Quando giunge il momento ci prendiamo un giorno di riposo e andiamo in due, mamma e papà, facendoci coraggio, all’asilo nido privato di periferia, quello con il nome rassicurante e le finestre colorate dove il nostro piccolo lo accoglierebbero anche subito. Sulla porta si presenta una maestra sorridente, con un bambino in braccio, ma noi siamo già lì con gli occhi ansiosi a verificare che sia tutto a posto: niente spigoli vivi, niente giocattoli pericolosi, niente vernici velenose e altre cose che abbiamo letto sul manuale del perfetto genitore. Poi chiediamo dov’è la cucina e ci indicano una porta là in fondo, ma non ce la fanno vedere per motivi, dicono, igienico sanitari. Infine usciamo e con un’occhiata ci intendiamo al volo: qui no, senza nemmeno sapere bene perché.
All’asilo pubblico, dove ci chiamano dopo tre mesi, sorvoliamo sull’odore che sentiamo in corridoio perché - ci consoliamo - può capitare in un posto dove cambiano duecento pannolini al giorno. Quindi mettiamo il nostro figliolo in braccio ad una sconosciuta, sperando tanto che questa donna gentile non si trasformi in un’arpia quando avremo chiuso la porta dietro di noi senza voltarci per non cedere alle grida del piccolo. Confidiamo che gli soffi il naso quando gocciola, che gli pulisca il sederino prima che diventi rosso, che lo imbocchi con pazienza e lo consoli quando piange. Giorno per giorno lo studiamo con amorevole sospetto ma lui dorme tranquillo, la mattina corre all’asilo, la domenica ci canta la sua prima canzoncina e noi ci rilassiamo nonostante quel bernoccolo in piena fronte: quante storie, i figli sono di tutti, così innocenti, incapaci di denunciare la violenza, chi mai avrebbe il coraggio di maltrattarli? Finché un giorno al telegiornale delle 13 e 30 un filmato ci sorprende con la forchetta a mezz’aria: in televisione da Pistoia c’è una donna isterica che mena sberle e tira i capelli ad una bimbetta che i genitori credevano in buone mani. Vorremmo non guardare e invece stiamo là incollati, se non altro per capire che è una pazza esaurita e questo - tutto sommato - un po’ ci consola perché la pazzia a differenza della cattiveria in questo mondo è un’eccezione.

Materiale fornito:
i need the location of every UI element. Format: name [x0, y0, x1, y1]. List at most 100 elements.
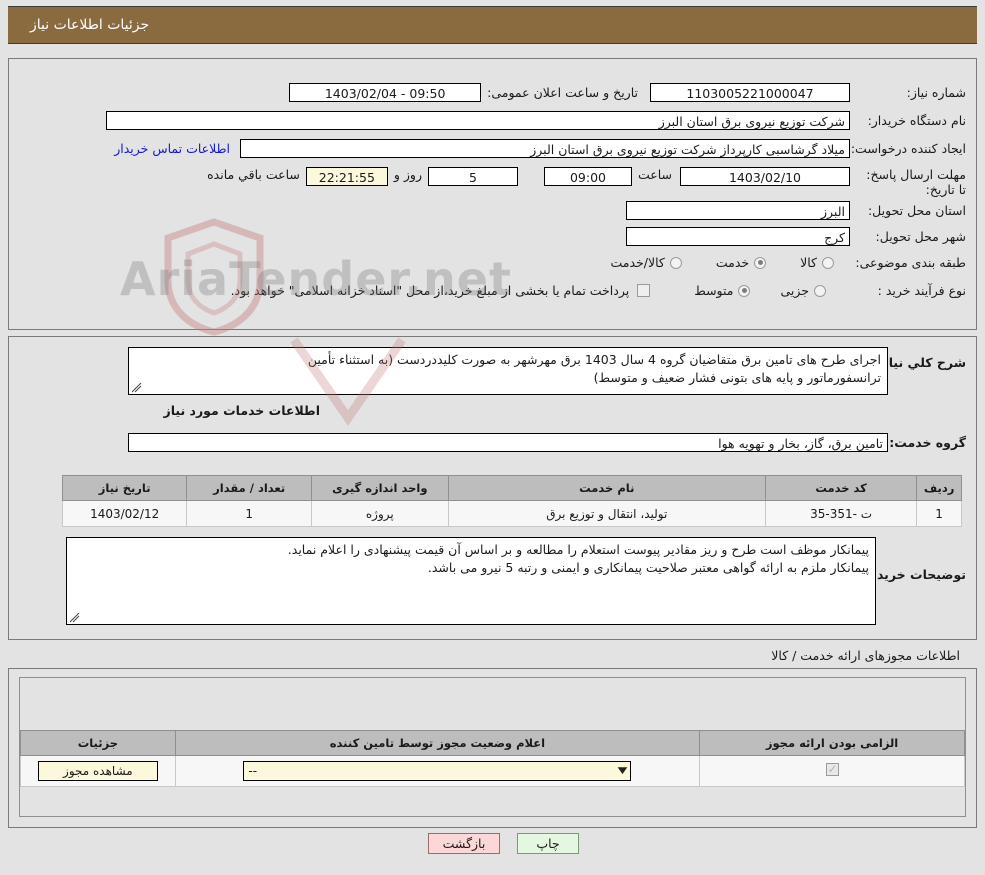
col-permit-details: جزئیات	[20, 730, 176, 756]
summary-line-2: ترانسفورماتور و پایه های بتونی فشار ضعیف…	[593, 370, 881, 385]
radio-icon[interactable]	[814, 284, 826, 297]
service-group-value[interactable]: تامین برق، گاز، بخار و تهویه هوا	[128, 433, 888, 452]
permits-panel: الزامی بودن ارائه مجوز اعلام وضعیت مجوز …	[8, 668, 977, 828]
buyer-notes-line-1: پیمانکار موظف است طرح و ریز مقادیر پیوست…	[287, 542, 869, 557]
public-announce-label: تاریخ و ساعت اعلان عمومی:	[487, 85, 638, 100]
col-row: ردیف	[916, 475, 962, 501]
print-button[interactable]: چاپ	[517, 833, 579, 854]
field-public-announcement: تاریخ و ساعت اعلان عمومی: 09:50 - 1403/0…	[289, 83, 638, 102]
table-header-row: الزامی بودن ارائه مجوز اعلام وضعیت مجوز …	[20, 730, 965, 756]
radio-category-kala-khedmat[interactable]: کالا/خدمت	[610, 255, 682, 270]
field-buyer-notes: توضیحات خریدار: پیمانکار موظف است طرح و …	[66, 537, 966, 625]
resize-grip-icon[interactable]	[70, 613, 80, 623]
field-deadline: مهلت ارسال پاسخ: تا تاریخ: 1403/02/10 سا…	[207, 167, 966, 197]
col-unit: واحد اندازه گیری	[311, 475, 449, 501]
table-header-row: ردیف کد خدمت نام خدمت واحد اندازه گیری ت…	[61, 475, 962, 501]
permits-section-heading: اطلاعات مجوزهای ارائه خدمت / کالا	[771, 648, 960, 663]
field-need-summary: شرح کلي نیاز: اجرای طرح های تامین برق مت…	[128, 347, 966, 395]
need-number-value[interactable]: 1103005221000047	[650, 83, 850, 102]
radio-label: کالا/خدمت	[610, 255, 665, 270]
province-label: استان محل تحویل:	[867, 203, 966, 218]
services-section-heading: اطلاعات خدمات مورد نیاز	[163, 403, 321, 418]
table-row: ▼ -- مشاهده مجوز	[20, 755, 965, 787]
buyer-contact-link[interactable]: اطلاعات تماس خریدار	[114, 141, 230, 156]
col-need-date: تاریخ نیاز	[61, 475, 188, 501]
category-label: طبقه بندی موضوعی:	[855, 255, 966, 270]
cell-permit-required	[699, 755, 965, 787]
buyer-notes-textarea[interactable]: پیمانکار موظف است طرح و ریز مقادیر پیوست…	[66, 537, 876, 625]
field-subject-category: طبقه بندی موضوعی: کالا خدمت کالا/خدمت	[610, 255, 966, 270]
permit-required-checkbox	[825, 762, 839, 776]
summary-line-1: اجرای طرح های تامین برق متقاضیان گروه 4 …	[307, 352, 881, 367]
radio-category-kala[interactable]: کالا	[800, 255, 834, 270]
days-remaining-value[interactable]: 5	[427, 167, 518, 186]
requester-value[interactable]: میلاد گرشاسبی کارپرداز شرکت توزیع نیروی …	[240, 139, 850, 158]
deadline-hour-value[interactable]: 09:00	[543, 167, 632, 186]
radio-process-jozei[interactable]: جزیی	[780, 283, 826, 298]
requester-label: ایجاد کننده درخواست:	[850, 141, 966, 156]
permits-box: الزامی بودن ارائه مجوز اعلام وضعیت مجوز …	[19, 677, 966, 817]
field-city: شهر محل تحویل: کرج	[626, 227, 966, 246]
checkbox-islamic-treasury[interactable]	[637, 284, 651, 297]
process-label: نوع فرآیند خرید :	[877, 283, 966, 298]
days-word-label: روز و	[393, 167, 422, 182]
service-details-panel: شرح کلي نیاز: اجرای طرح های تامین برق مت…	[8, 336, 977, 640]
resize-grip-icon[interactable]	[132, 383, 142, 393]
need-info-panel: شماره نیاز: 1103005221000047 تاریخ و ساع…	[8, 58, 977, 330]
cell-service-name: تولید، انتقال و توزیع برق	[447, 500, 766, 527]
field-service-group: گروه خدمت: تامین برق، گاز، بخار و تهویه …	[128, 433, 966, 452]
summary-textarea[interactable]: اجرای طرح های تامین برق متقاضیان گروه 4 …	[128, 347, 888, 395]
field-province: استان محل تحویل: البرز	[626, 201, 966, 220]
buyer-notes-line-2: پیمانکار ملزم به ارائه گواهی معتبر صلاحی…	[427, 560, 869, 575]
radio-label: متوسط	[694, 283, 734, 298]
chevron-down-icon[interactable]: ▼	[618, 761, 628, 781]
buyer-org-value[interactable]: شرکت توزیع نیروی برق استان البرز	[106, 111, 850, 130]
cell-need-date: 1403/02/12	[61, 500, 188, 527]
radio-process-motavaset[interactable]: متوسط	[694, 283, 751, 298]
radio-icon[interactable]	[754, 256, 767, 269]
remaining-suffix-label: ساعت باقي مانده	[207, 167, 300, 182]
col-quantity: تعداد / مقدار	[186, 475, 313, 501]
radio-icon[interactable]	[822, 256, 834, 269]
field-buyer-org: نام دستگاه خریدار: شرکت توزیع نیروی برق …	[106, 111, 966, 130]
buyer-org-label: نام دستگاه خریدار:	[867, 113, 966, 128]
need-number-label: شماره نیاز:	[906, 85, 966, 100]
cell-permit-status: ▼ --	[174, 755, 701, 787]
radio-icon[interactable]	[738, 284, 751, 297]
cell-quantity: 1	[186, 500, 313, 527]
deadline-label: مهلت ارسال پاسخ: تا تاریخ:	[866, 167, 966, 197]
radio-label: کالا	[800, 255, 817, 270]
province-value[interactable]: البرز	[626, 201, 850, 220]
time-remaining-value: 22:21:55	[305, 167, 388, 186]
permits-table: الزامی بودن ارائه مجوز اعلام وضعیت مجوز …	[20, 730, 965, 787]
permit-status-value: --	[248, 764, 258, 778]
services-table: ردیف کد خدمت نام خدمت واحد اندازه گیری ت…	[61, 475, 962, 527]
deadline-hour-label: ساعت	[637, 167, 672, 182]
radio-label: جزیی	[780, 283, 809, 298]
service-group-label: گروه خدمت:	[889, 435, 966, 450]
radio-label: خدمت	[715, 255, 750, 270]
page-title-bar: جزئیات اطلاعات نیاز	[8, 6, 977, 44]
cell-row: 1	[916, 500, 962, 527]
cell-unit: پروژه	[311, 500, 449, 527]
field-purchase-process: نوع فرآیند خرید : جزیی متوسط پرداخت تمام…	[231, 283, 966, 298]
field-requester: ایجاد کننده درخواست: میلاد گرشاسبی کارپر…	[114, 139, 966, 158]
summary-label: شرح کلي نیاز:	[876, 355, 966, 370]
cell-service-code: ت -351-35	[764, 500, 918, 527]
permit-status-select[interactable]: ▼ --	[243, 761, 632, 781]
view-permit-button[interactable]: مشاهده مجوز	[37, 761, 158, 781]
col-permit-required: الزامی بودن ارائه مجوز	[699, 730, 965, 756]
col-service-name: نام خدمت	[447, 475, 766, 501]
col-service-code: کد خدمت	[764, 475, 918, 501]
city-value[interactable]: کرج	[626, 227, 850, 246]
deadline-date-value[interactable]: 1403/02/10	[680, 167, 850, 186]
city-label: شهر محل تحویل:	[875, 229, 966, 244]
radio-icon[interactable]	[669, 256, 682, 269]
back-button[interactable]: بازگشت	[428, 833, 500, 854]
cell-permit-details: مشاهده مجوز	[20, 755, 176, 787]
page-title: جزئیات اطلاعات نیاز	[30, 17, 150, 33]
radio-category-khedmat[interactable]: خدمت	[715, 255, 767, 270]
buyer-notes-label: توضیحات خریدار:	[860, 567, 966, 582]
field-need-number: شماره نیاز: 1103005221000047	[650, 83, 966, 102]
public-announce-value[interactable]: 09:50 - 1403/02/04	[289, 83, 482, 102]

==

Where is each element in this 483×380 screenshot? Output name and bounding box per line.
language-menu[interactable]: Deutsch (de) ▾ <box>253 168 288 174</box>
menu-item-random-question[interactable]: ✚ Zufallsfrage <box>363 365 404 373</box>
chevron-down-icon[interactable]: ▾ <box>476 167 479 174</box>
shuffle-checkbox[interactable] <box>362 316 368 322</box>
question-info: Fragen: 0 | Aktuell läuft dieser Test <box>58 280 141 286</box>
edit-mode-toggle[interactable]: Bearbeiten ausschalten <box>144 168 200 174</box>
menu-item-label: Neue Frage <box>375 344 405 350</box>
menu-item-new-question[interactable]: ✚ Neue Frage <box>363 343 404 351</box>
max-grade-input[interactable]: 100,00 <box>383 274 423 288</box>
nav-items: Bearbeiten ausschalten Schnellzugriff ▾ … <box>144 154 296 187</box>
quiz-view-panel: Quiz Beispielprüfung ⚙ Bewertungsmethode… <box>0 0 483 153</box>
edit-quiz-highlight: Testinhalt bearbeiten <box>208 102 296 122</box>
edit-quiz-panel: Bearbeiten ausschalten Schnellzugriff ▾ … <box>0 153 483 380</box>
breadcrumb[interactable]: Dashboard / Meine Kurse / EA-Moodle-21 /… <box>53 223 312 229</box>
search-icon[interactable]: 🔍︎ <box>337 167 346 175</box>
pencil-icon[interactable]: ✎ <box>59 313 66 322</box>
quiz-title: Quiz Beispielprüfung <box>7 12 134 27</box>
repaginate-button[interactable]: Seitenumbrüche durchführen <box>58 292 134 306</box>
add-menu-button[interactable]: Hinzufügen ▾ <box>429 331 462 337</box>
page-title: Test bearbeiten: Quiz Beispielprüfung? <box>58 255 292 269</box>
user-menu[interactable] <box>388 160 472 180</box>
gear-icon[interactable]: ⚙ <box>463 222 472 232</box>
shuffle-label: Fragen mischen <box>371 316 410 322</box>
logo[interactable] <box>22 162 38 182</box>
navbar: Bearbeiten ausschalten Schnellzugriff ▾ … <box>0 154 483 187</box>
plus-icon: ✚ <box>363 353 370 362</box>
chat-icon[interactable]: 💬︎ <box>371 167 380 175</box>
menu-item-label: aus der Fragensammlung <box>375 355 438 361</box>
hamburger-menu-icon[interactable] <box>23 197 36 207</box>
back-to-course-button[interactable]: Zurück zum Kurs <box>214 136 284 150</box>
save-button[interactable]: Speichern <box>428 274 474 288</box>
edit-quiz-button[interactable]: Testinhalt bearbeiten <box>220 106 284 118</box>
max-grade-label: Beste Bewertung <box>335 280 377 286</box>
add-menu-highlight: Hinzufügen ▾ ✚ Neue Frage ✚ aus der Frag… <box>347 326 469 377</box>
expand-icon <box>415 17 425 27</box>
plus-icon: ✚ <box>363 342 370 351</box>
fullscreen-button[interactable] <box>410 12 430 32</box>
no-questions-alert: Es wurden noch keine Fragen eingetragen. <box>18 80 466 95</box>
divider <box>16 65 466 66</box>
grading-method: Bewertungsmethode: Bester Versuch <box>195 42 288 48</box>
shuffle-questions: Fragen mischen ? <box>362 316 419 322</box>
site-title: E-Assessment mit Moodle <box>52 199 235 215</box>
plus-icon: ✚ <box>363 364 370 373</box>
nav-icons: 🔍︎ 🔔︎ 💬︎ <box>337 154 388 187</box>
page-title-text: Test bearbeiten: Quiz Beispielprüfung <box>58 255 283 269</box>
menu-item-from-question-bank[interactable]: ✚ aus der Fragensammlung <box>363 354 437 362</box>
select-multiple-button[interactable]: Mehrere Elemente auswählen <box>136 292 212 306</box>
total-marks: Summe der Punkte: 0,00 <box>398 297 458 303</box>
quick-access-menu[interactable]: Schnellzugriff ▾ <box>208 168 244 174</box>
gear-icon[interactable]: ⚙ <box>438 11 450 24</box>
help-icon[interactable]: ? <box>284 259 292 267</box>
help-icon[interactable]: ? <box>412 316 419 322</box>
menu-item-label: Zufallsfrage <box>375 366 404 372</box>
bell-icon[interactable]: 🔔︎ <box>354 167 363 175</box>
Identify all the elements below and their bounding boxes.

Consegne dell'esercizio:
a. Traduci in inglese questa frase del brano sull'asilo nido: "Poi chiediamo dov’è la cucina e ci indicano una porta là in fondo, ma non ce la fanno vedere per motivi, dicono, igienico sanitari."
b. Riprendi il brano sull'asilo nido e proseguilo dall'ultima frase riportata.

Risposte:
a. Then we ask where the kitchen is, and they point to a door at the far end, but they won't let us see it for reasons, they say, of hygiene and sanitation.

b.
Quel VIDEO che già circola su internet sarebbe un attentato alla fiducia, un detonatore all’ansia di ogni genitore che affida il figlio al prossimo se non ci fossero - per fortuna - altre storie da raccontare. Storie come quella di un primogenito, sempre quello, che giunto ormai alla scuola materna incontra una delle sue vecchie maestre per la strada. Non una maestra qualsiasi, ma LA MAESTRA, perché anche se nell’aula si alternano in tre o quattro (altrimenti diventerebbero esaurite pure loro) di maestra ce n’è una sola. Lui cammina per mano al suo papà e lei è dall’altra parte del ponte sull’Adige che gli viene incontro lungo il marciapiede. Benché porti gli occhiali spessi lo vede da lontano e gli sorride. Quando il piccolo le giunge a tiro lo solleva, lo stringe, lo bacia e gli dice: ciao Emilio, come va? Ma lui non risponde, si ficca quelle due dita in bocca e le succhia come un disperato senza tirare fuori una parola. Alla fine ci allontaniamo verso le estremità opposte del ponte e io indago: ma che figure mi fai fare? Non te la ricordi più la maestra Mariella? E lui con un filo di voce, spiega: “Papo, mi faceva male il collo”, perché ancora non sa come si dice nodo in gola, uno di quei “groppi” che ti prendono quando incontri dopo tanto tempo una persona a cui ti eri molto affezionato.

P.S. Grazie a tutti quelli che in questi mesi di inattività mi hanno scritto o sono venuti qui fuoridalpalazzo a vedere se c'era qualche novità... questo blog riprende le trasmissioni!